▶ Your objective
Check each line of the material below for the string "structured", then report how many lines have it, and nothing else.

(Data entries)
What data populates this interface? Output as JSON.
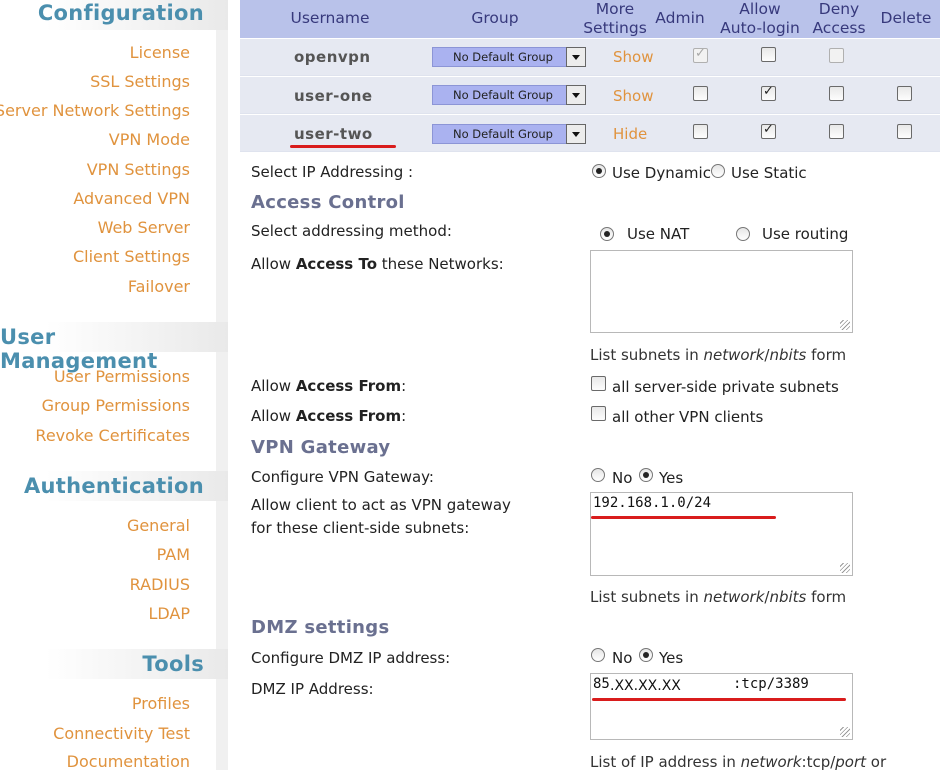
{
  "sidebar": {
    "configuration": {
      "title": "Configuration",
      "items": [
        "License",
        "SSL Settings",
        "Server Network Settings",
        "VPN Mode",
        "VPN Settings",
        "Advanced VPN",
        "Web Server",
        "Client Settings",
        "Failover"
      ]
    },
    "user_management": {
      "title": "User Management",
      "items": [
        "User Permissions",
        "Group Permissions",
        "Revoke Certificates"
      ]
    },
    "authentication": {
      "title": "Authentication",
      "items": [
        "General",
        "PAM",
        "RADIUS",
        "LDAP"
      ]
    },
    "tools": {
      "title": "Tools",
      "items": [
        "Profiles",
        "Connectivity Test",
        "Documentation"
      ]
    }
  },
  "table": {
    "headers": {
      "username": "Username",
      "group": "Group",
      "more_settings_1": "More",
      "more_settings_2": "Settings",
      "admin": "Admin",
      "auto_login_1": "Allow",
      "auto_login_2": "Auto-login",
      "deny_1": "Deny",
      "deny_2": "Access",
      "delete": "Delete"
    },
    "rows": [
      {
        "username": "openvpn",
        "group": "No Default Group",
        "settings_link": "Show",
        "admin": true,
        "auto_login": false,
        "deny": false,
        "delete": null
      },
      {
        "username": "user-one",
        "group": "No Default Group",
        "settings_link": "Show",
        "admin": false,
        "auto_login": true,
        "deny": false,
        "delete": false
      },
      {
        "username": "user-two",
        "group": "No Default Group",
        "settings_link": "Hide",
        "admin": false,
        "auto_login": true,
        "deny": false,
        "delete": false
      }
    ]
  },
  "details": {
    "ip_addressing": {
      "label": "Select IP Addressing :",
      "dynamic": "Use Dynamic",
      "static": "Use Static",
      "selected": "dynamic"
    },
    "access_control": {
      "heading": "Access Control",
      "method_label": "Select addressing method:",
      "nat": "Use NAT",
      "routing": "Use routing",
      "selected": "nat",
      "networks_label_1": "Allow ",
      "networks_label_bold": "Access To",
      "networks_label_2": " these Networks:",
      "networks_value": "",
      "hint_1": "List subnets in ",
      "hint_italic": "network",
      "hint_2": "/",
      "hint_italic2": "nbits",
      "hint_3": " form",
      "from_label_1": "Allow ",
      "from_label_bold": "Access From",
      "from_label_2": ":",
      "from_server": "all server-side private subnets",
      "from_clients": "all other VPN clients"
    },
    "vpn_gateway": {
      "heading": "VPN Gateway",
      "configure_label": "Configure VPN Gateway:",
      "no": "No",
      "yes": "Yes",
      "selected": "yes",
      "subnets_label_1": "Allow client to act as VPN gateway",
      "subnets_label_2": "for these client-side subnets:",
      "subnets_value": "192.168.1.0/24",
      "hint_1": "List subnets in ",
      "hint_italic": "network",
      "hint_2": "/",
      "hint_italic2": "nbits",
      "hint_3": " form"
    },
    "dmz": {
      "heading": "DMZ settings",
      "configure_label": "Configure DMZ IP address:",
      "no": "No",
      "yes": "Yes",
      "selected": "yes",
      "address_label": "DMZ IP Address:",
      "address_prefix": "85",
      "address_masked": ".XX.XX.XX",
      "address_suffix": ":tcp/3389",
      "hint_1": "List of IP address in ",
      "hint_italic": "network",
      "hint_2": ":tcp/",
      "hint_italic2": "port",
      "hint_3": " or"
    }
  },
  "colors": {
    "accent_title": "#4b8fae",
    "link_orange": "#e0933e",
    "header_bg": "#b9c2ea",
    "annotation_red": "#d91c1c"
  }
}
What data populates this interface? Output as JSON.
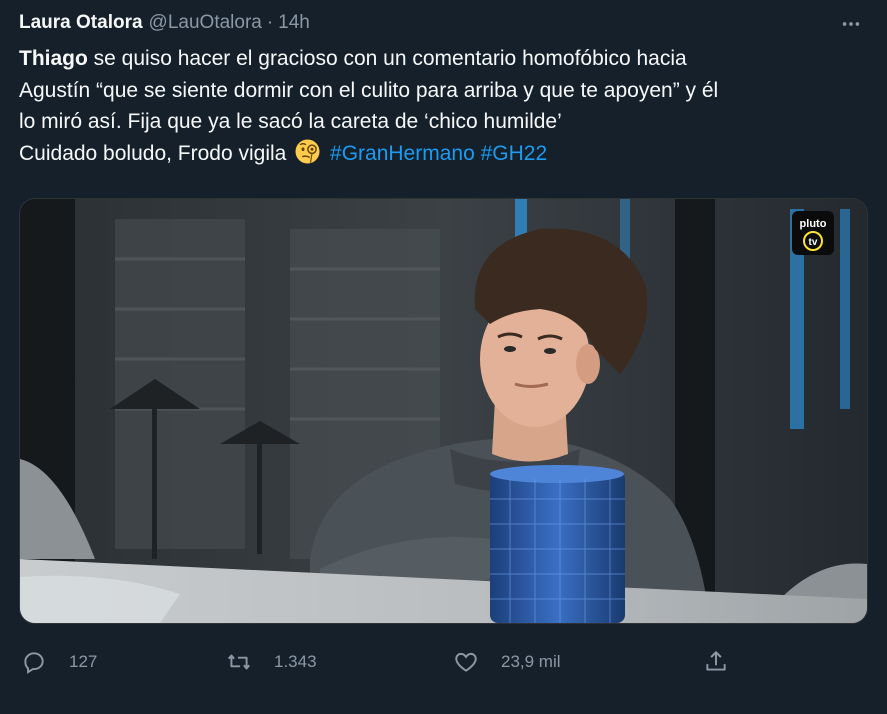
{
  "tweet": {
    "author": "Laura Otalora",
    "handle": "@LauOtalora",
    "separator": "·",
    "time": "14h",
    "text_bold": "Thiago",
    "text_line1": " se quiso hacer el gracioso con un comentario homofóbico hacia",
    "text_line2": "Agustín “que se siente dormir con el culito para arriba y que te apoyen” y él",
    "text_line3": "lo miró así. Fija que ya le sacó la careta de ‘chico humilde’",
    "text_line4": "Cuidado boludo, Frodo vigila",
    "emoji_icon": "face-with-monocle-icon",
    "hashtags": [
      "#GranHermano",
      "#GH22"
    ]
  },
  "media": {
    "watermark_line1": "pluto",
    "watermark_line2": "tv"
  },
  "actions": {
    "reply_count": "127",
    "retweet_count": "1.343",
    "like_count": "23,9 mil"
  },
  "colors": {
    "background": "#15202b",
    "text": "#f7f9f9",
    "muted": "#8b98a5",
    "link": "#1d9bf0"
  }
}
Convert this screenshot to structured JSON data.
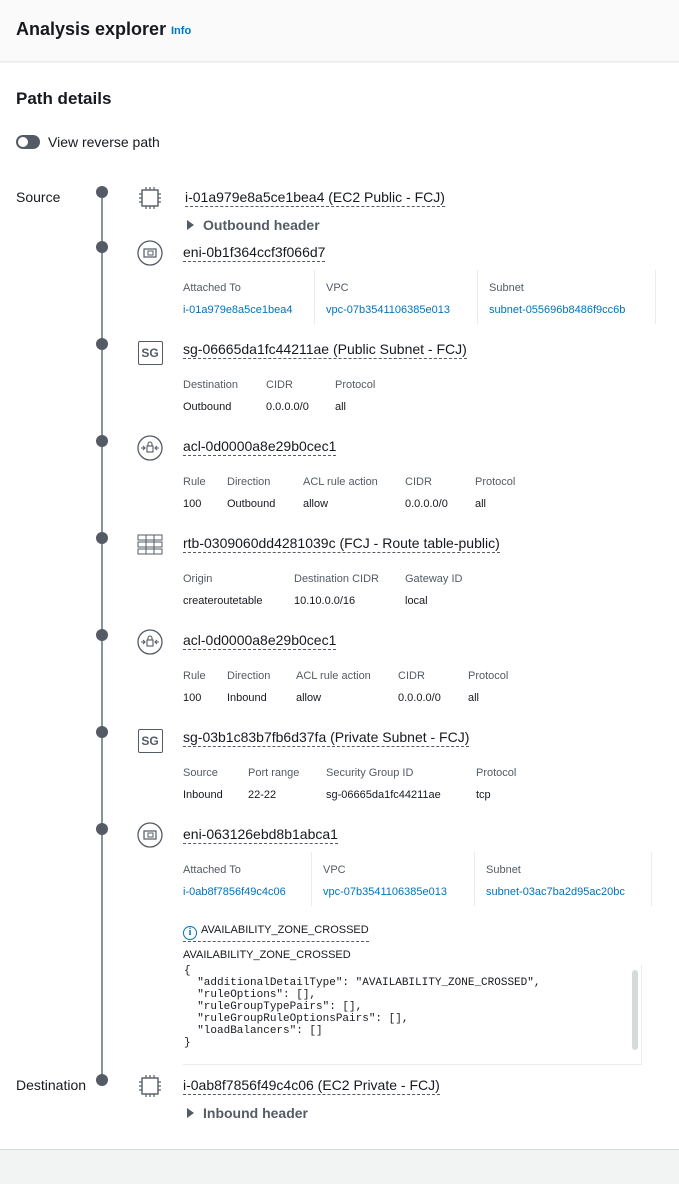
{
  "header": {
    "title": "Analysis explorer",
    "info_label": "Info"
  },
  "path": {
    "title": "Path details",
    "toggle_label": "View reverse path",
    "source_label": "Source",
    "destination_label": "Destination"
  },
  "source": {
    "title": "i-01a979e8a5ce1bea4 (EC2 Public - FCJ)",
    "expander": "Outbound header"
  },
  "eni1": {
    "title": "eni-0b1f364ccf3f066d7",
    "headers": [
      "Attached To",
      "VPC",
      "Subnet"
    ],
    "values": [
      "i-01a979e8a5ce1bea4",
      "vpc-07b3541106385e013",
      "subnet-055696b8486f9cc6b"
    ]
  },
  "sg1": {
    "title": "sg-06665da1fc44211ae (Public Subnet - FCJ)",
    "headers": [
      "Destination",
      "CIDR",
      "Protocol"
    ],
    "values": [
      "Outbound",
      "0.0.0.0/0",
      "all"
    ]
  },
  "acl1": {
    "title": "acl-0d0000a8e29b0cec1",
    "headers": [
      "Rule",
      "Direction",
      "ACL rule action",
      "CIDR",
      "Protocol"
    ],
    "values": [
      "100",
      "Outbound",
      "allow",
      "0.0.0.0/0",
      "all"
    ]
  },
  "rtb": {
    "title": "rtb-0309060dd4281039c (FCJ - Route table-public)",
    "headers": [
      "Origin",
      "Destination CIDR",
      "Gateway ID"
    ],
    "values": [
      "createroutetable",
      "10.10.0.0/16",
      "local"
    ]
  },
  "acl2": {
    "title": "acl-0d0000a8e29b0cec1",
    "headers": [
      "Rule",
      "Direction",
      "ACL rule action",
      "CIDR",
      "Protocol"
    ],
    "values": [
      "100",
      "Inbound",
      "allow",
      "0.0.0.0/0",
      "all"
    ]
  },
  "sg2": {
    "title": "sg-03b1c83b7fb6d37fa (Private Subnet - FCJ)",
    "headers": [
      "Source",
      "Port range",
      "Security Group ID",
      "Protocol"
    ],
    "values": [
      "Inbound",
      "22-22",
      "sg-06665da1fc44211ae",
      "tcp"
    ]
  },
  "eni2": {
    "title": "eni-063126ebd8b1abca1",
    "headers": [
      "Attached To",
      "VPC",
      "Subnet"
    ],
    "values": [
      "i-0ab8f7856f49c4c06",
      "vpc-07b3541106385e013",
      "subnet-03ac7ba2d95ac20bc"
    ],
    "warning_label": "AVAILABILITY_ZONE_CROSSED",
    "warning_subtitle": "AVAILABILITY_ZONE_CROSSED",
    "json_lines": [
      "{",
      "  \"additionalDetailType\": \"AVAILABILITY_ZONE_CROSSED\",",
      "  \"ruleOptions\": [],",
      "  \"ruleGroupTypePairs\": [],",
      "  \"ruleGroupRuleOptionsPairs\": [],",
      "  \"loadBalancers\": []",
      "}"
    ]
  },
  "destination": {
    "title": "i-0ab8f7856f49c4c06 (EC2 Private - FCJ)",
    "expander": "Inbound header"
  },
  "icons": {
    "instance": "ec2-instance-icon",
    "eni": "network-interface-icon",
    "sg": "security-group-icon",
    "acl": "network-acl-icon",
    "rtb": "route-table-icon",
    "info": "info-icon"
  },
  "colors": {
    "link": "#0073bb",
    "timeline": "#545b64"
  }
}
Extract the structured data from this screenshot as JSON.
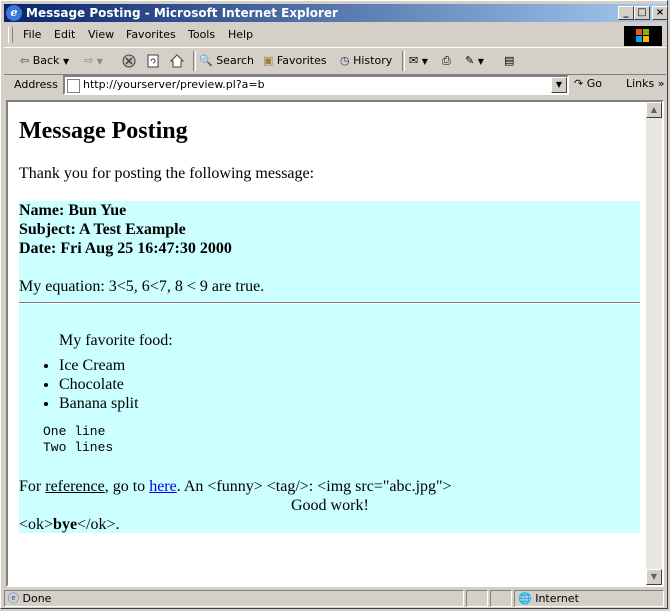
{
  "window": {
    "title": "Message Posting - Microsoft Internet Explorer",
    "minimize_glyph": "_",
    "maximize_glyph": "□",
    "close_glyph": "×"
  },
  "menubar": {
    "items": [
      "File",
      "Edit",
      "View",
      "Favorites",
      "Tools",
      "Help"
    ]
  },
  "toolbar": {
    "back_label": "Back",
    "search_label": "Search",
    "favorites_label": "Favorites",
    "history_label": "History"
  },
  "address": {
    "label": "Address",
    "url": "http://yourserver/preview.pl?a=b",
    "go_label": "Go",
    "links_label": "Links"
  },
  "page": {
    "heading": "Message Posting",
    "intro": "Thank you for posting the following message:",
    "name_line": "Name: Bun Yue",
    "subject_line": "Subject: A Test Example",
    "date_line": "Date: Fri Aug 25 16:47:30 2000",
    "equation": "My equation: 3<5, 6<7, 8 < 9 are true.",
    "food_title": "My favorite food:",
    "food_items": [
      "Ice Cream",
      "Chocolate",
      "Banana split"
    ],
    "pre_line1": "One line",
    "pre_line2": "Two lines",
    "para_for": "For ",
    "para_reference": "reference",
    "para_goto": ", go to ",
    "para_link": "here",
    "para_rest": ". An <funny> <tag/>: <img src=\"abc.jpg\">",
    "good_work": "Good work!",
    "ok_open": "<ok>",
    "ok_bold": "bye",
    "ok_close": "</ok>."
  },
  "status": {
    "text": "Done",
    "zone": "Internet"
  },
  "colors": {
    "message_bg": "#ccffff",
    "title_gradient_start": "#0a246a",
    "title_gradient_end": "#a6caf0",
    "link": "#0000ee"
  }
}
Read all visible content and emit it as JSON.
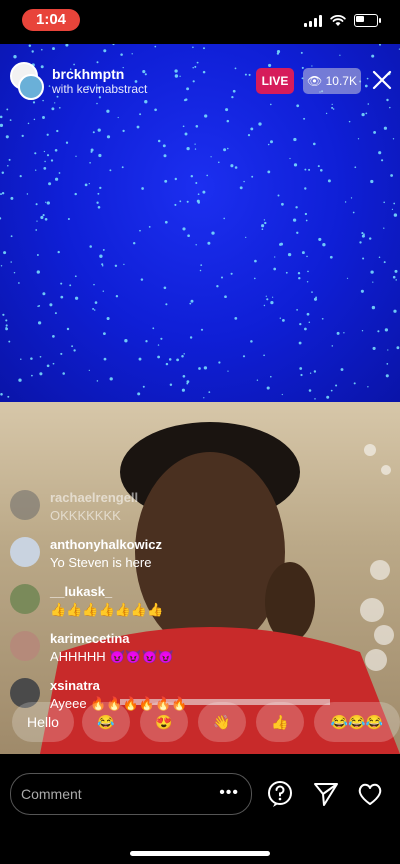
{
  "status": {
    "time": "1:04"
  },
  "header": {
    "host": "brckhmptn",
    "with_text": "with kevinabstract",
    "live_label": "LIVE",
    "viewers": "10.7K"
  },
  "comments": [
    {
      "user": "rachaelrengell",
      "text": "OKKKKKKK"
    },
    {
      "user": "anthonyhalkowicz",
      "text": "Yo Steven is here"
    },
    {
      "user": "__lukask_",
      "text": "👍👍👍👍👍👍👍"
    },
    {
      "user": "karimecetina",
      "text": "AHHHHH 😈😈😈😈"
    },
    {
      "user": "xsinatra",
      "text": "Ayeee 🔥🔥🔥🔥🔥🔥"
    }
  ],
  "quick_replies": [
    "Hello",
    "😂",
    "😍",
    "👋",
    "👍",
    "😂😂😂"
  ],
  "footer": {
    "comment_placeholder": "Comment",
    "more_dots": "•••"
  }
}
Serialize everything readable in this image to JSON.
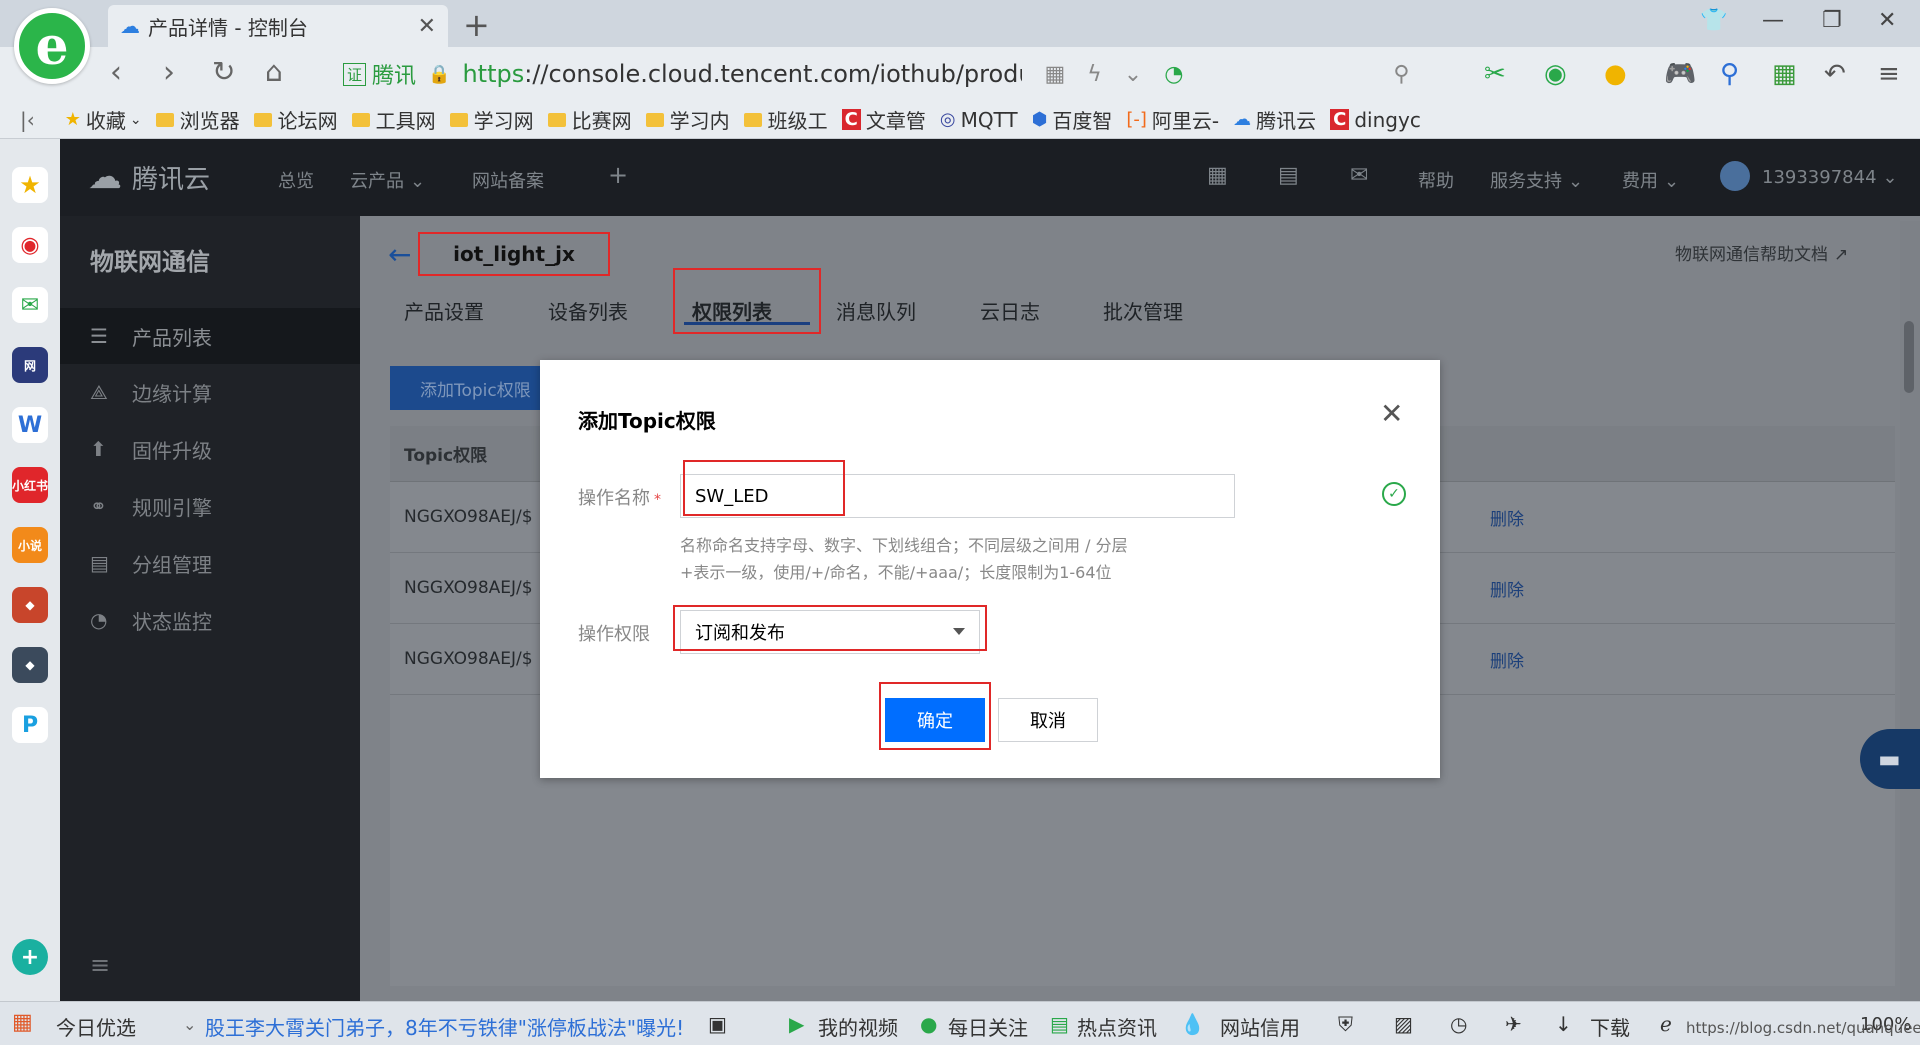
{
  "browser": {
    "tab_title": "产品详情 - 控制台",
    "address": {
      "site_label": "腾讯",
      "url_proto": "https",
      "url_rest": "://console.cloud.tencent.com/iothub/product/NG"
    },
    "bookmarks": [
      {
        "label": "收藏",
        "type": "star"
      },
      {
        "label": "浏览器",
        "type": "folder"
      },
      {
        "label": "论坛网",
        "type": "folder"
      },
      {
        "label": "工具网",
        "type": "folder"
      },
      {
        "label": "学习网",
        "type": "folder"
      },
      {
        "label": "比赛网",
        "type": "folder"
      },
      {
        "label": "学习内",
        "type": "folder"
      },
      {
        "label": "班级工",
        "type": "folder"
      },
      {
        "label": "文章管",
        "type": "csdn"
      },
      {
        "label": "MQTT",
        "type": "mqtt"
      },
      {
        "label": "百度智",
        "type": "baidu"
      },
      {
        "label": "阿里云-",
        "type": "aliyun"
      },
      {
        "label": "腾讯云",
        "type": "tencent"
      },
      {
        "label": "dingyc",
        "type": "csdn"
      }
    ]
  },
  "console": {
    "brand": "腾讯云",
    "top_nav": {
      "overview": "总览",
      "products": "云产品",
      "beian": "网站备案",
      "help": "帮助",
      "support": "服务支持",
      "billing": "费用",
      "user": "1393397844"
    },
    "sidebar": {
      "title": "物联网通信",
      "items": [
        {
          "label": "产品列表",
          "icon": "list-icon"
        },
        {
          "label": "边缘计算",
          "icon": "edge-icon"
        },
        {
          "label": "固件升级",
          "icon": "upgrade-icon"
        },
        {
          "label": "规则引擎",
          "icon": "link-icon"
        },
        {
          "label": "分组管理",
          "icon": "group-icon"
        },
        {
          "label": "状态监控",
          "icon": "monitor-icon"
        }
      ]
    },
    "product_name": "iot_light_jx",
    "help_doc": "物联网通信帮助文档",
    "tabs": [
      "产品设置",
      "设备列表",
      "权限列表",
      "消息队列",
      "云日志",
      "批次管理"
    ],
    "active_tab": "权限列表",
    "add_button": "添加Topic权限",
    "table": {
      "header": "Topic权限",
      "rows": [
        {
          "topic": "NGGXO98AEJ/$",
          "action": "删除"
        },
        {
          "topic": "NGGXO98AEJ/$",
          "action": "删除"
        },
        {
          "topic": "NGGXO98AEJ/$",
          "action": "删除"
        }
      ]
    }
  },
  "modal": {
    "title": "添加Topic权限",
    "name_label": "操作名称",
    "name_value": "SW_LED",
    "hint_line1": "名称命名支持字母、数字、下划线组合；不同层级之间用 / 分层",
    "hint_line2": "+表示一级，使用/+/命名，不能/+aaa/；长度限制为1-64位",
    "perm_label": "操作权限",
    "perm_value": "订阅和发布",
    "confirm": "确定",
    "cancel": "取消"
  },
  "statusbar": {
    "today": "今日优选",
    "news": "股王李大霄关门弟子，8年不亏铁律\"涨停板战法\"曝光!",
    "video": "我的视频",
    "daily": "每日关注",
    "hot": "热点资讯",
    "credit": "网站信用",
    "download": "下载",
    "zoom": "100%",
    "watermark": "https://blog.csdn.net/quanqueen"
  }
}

▶ Solution to this task
2